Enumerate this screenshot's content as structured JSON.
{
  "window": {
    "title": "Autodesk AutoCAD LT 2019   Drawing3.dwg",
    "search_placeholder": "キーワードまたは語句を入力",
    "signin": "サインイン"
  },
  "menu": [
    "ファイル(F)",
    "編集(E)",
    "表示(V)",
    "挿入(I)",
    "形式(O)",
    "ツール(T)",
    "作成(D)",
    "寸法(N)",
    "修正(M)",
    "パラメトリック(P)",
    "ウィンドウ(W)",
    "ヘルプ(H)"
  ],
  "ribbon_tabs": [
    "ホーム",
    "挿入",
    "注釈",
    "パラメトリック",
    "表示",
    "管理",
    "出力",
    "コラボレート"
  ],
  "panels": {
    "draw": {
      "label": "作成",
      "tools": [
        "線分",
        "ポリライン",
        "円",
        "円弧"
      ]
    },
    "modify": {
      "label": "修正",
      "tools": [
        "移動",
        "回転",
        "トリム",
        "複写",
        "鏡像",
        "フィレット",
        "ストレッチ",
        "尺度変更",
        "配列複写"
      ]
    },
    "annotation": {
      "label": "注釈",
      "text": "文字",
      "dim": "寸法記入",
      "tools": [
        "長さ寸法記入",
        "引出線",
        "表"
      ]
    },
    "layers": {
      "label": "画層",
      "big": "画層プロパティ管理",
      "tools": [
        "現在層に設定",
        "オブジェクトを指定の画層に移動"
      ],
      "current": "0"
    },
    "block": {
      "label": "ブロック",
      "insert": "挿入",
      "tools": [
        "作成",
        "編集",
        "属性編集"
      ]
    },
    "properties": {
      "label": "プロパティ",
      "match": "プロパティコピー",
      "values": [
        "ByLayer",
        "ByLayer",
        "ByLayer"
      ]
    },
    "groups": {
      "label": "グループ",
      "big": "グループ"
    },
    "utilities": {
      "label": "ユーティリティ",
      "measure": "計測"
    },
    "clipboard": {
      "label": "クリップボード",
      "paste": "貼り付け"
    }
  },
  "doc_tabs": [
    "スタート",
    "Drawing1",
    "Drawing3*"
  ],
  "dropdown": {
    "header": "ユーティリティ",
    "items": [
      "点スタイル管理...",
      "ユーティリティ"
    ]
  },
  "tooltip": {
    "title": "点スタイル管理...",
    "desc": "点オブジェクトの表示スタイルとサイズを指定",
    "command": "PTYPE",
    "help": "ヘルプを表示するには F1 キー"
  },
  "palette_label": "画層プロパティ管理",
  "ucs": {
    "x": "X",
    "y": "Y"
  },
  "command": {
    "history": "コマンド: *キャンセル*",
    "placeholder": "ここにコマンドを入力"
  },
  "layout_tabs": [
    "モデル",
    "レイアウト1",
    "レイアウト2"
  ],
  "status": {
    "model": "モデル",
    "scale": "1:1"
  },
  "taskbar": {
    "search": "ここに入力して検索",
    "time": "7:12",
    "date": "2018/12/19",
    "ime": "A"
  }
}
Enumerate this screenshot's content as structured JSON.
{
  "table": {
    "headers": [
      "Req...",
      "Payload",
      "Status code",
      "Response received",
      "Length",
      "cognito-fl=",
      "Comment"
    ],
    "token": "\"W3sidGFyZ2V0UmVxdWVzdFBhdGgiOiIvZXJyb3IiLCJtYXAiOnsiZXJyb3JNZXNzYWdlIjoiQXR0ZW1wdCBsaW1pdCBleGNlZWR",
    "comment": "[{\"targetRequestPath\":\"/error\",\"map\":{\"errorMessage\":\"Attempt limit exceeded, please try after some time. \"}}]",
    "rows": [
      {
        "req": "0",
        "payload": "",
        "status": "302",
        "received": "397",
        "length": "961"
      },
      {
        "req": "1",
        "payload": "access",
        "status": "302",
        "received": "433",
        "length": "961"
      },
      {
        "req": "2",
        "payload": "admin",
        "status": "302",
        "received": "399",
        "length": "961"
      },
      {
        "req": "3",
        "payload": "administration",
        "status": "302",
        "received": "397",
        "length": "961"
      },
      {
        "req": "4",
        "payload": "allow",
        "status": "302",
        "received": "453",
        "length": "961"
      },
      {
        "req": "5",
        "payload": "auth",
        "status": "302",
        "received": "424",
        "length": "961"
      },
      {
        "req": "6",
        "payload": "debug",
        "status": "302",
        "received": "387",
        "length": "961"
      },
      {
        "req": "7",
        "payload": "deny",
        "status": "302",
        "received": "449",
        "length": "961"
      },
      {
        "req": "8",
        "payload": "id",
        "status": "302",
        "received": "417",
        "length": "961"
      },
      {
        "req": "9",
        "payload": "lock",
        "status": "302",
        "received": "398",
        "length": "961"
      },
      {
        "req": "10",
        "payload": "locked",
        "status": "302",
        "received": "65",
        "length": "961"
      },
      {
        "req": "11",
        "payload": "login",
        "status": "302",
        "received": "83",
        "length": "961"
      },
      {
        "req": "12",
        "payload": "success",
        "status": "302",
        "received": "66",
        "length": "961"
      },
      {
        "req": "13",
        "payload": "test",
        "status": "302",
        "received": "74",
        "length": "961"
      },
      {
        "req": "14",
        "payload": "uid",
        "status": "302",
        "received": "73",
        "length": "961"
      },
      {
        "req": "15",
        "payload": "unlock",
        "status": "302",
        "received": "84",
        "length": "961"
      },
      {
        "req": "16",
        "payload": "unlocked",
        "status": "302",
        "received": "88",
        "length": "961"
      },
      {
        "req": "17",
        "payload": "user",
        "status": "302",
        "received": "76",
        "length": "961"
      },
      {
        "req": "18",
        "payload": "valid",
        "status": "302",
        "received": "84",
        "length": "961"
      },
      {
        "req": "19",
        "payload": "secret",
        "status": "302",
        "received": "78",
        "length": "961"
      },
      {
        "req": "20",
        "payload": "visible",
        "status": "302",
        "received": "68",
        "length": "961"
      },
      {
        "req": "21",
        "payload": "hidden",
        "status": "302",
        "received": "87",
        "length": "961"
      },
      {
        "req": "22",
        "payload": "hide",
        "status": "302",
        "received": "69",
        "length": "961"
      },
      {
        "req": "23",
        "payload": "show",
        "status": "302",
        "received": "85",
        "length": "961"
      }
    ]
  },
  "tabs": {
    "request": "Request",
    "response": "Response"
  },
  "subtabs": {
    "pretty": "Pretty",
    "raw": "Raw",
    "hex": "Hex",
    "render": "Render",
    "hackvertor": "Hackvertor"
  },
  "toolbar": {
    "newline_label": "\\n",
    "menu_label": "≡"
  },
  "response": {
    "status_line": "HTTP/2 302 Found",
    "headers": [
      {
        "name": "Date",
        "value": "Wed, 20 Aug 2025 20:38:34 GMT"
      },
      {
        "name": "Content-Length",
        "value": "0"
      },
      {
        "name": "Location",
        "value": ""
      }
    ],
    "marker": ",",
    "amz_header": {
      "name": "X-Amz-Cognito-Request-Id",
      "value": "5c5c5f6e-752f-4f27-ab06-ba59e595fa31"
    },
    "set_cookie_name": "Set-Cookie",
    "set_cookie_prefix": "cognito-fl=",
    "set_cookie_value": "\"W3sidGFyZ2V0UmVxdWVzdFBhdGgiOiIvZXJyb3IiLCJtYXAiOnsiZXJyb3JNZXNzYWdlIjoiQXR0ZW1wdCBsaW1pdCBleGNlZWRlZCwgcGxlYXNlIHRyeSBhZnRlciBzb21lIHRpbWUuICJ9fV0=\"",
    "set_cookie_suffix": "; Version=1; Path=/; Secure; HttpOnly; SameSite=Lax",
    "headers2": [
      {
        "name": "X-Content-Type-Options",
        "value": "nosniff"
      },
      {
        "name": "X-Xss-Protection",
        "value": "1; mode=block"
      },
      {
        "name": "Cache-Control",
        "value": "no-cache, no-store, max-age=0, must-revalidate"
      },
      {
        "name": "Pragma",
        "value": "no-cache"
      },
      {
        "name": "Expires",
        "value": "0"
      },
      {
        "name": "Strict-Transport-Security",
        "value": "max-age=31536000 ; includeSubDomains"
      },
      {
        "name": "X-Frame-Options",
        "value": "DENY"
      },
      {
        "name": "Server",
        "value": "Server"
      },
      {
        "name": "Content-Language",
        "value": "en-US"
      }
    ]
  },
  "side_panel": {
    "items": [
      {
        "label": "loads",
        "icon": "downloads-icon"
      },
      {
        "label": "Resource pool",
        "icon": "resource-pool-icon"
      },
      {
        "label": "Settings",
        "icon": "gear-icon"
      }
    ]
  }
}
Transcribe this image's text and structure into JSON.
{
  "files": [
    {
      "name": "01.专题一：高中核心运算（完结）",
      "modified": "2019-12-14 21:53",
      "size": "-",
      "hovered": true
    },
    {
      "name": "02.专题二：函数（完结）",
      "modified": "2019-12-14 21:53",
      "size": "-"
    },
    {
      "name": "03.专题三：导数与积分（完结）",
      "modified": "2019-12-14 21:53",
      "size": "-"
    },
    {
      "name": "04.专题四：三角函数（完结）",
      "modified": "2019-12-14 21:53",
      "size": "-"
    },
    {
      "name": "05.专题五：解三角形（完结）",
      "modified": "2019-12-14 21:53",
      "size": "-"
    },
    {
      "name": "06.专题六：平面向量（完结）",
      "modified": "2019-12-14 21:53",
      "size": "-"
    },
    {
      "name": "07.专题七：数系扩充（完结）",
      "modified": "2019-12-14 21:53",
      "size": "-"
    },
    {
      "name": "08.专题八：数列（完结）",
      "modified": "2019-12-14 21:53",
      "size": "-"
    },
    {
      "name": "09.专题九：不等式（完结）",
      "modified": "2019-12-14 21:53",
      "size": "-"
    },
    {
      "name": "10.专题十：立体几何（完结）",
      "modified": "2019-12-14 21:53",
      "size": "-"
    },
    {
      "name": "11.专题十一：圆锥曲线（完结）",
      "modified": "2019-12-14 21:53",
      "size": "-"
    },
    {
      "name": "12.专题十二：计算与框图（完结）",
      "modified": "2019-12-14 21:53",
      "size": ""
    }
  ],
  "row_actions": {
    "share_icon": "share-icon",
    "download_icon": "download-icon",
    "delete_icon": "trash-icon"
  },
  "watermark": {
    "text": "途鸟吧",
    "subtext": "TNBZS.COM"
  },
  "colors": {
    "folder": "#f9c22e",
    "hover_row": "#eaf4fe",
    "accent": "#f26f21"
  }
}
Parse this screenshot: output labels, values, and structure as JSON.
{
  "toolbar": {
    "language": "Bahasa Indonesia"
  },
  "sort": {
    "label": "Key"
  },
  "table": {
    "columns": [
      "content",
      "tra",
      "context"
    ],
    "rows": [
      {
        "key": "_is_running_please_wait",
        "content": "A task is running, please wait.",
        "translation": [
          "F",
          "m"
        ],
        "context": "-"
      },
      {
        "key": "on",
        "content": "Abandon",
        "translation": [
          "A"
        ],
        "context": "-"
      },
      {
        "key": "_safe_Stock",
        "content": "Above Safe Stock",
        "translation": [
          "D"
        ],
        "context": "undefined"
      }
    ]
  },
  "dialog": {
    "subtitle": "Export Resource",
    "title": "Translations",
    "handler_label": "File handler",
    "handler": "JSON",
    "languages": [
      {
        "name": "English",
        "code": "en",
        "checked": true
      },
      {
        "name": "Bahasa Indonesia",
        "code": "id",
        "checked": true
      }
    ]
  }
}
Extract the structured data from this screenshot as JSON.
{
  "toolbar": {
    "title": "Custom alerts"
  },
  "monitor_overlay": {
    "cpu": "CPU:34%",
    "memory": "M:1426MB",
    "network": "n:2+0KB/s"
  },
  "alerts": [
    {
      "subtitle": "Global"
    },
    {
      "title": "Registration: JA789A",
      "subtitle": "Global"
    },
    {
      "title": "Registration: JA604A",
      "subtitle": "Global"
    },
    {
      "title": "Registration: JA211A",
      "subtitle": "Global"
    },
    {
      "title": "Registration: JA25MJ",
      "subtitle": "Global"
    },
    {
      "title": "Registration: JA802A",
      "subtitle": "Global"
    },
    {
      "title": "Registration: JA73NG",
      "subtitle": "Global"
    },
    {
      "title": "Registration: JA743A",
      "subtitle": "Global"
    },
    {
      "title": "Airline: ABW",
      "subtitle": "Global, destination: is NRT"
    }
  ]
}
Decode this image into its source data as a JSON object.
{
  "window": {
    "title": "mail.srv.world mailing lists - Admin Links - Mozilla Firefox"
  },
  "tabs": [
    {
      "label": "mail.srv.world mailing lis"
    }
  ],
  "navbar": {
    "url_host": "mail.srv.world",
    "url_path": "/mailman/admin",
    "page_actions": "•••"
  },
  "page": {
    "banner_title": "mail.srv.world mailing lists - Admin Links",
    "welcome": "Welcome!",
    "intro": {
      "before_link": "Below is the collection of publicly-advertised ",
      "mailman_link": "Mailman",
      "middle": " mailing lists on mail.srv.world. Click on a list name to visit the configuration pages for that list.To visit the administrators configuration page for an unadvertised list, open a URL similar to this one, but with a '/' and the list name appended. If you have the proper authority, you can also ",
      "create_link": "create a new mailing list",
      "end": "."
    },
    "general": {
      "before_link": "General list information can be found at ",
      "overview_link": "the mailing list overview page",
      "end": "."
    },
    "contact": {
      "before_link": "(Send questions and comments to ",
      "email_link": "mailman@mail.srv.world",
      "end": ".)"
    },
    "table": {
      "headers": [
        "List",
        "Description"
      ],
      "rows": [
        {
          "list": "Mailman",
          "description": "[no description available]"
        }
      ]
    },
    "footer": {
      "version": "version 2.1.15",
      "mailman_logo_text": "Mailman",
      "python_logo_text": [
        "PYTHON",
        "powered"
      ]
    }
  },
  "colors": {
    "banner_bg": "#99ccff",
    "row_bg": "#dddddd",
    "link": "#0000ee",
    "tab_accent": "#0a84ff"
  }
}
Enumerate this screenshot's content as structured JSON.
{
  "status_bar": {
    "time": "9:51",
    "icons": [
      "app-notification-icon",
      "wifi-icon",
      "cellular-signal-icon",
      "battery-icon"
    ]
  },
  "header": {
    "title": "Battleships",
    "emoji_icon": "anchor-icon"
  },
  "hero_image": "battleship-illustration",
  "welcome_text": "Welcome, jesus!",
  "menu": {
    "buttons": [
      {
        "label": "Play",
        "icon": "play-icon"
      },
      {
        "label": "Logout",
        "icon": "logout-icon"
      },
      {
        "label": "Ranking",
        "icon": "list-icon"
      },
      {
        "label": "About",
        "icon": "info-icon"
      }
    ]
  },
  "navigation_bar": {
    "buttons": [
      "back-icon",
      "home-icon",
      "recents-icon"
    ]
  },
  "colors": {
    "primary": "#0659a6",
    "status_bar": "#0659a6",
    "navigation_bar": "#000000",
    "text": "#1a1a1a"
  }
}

* * * *

▶ [WHAT THE EXERCISE ASKS]: Copy, from the material above, each line in which the string "values" occurs.

▶ [SOLUTION TO THIS TASK]:
      "values": [
Parse this screenshot: output labels, values, and structure as JSON.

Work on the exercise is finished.